--- START Data rows ---

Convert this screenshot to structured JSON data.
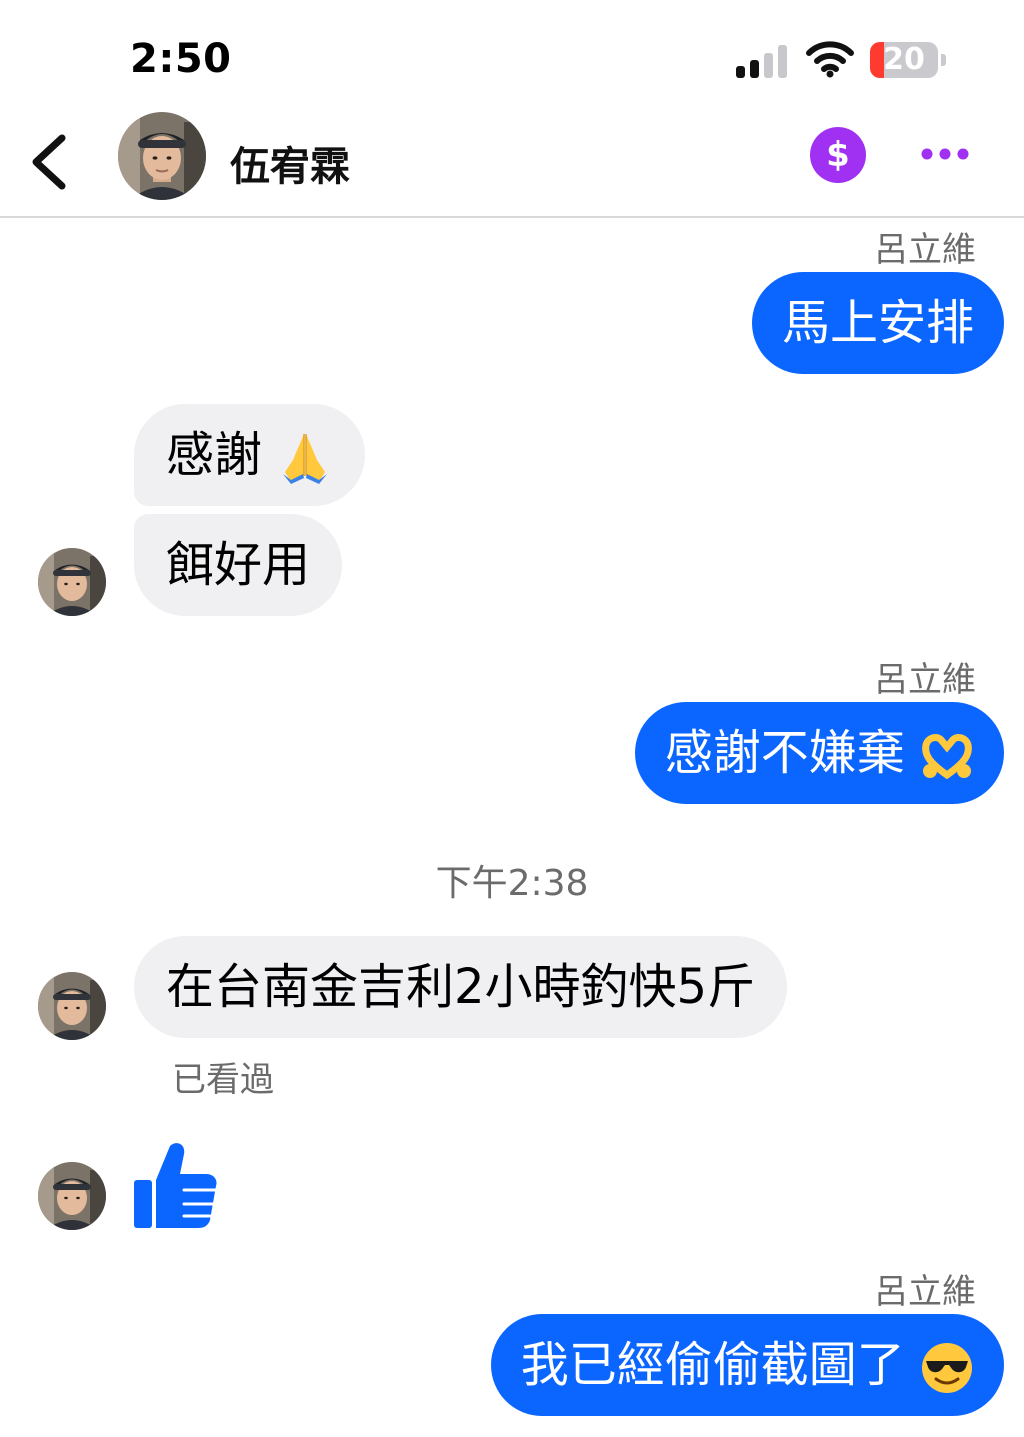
{
  "status_bar": {
    "time": "2:50",
    "battery_level": "20",
    "battery_fraction": 0.2,
    "signal_bars_active": 2,
    "signal_bars_total": 4
  },
  "header": {
    "contact_name": "伍宥霖",
    "pay_icon": "dollar-sign-icon",
    "more_icon": "more-dots-icon",
    "back_icon": "chevron-left-icon"
  },
  "colors": {
    "outgoing_bubble": "#0a66ff",
    "incoming_bubble": "#f0f0f3",
    "accent": "#a131f2",
    "secondary_text": "#6b6b6b"
  },
  "messages": [
    {
      "direction": "out",
      "sender": "呂立維",
      "text": "馬上安排"
    },
    {
      "direction": "in",
      "text": "感謝",
      "emoji": "folded-hands-emoji"
    },
    {
      "direction": "in",
      "text": "餌好用"
    },
    {
      "direction": "out",
      "sender": "呂立維",
      "text": "感謝不嫌棄",
      "emoji": "heart-hands-emoji"
    },
    {
      "direction": "timestamp",
      "text": "下午2:38"
    },
    {
      "direction": "in",
      "text": "在台南金吉利2小時釣快5斤",
      "status": "已看過"
    },
    {
      "direction": "in",
      "emoji": "thumbs-up-icon"
    },
    {
      "direction": "out",
      "sender": "呂立維",
      "text": "我已經偷偷截圖了",
      "emoji": "sunglasses-face-emoji"
    }
  ]
}
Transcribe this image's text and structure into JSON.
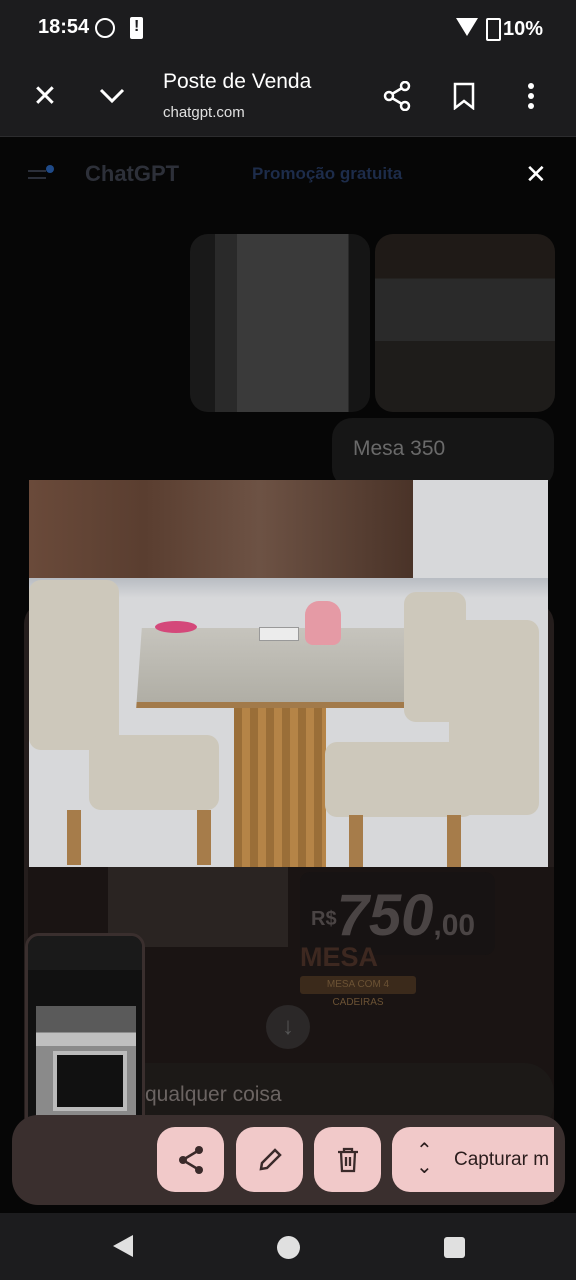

--- END Data rows ---

Problem statement
Give the entries again word for word, but skip the pictures.

Task response
Convert this screenshot to structured JSON data.
{
  "status_bar": {
    "time": "2:50",
    "battery_level": "20",
    "battery_fraction": 0.2,
    "signal_bars_active": 2,
    "signal_bars_total": 4
  },
  "header": {
    "contact_name": "伍宥霖",
    "pay_icon": "dollar-sign-icon",
    "more_icon": "more-dots-icon",
    "back_icon": "chevron-left-icon"
  },
  "colors": {
    "outgoing_bubble": "#0a66ff",
    "incoming_bubble": "#f0f0f3",
    "accent": "#a131f2",
    "secondary_text": "#6b6b6b"
  },
  "messages": [
    {
      "direction": "out",
      "sender": "呂立維",
      "text": "馬上安排"
    },
    {
      "direction": "in",
      "text": "感謝",
      "emoji": "folded-hands-emoji"
    },
    {
      "direction": "in",
      "text": "餌好用"
    },
    {
      "direction": "out",
      "sender": "呂立維",
      "text": "感謝不嫌棄",
      "emoji": "heart-hands-emoji"
    },
    {
      "direction": "timestamp",
      "text": "下午2:38"
    },
    {
      "direction": "in",
      "text": "在台南金吉利2小時釣快5斤",
      "status": "已看過"
    },
    {
      "direction": "in",
      "emoji": "thumbs-up-icon"
    },
    {
      "direction": "out",
      "sender": "呂立維",
      "text": "我已經偷偷截圖了",
      "emoji": "sunglasses-face-emoji"
    }
  ]
}
Transcribe this image's text and structure into JSON.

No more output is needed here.